→ **Data**
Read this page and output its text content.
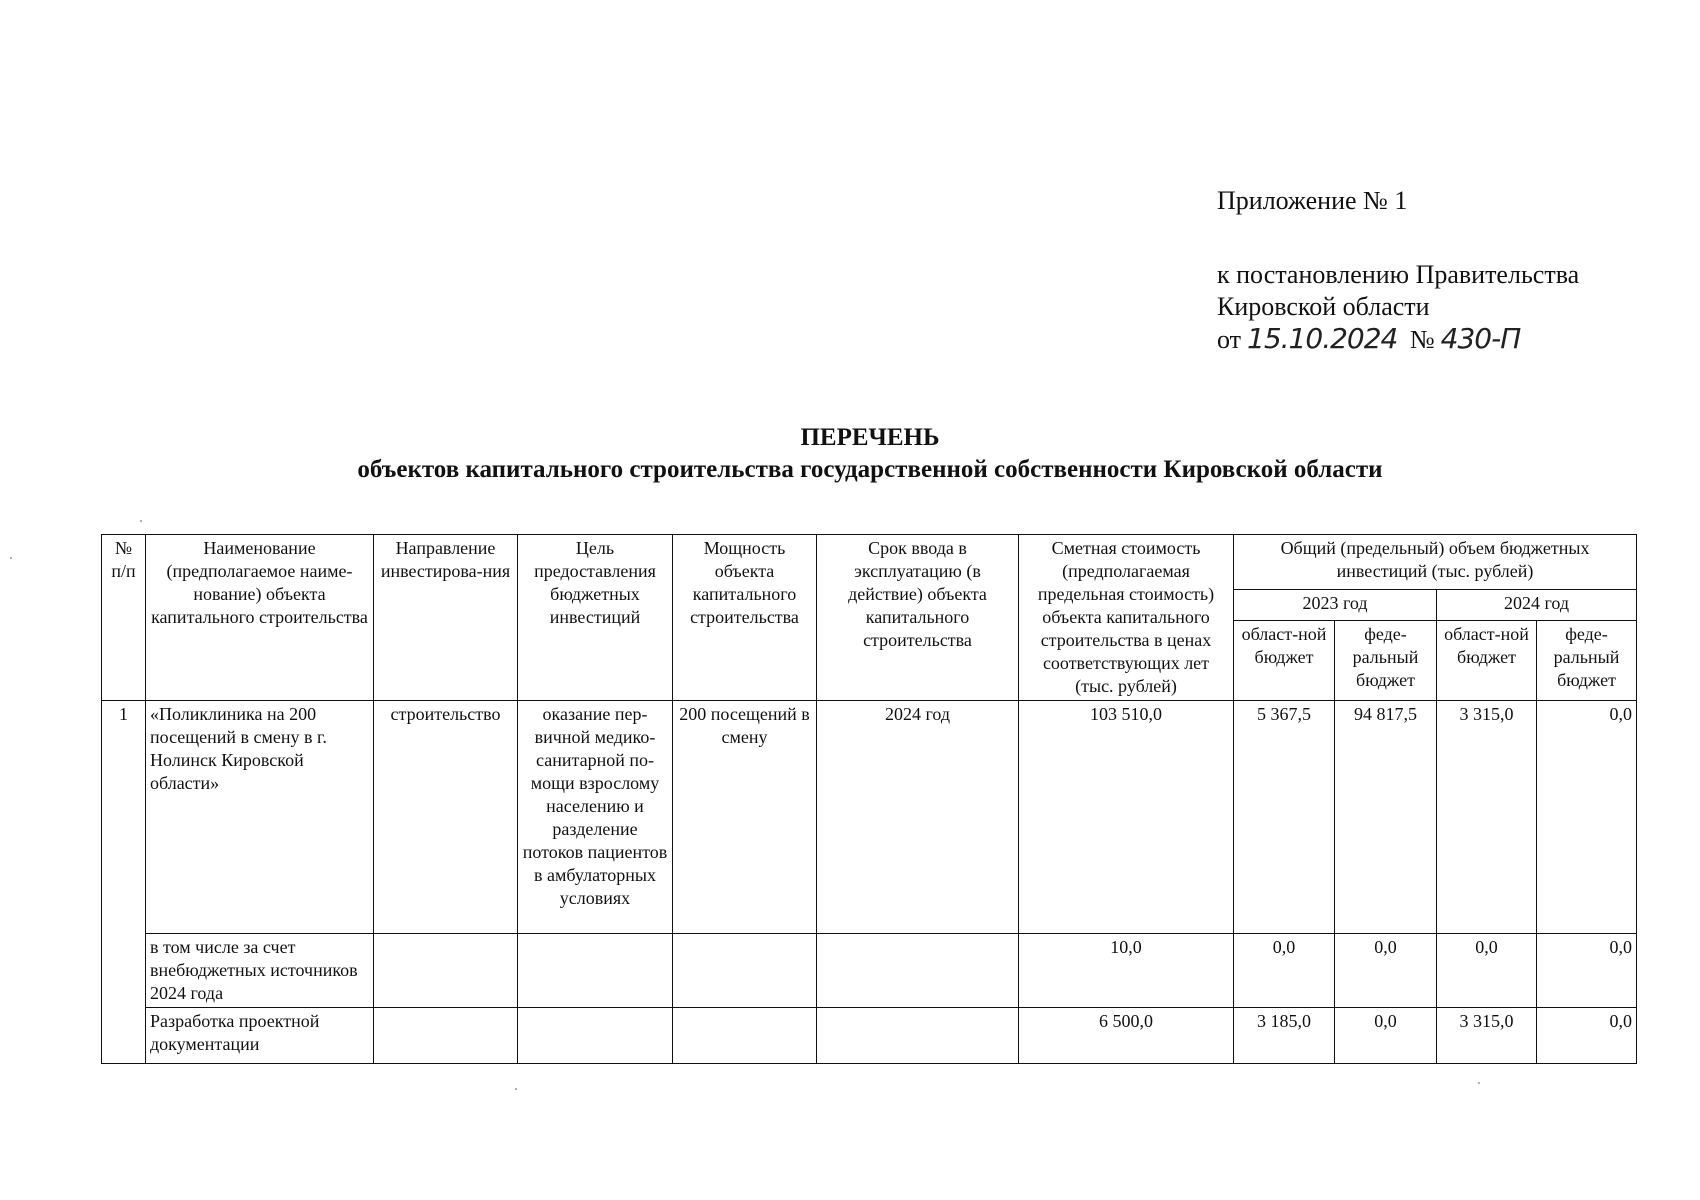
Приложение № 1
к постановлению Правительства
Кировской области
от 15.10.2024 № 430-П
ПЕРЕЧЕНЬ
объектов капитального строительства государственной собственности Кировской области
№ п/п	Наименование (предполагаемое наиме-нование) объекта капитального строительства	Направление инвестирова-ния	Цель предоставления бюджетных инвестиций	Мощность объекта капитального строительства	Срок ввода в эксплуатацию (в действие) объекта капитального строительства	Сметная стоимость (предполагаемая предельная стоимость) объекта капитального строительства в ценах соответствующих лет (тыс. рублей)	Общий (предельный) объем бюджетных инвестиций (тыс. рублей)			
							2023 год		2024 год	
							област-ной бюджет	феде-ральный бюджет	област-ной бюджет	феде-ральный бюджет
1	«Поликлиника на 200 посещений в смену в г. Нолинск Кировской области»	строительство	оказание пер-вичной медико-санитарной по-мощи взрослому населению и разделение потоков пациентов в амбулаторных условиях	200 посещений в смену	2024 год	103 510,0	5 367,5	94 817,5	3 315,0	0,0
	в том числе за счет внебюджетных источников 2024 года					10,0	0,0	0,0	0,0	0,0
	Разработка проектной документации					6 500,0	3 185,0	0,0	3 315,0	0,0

→ **What you are asked to do**
Extract all lines from the material above that include the word "строительства".

→ **Result of the task**
объектов капитального строительства государственной собственности Кировской области
№ п/п	Наименование (предполагаемое наиме-нование) объекта капитального строительства	Направление инвестирова-ния	Цель предоставления бюджетных инвестиций	Мощность объекта капитального строительства	Срок ввода в эксплуатацию (в действие) объекта капитального строительства	Сметная стоимость (предполагаемая предельная стоимость) объекта капитального строительства в ценах соответствующих лет (тыс. рублей)	Общий (предельный) объем бюджетных инвестиций (тыс. рублей)			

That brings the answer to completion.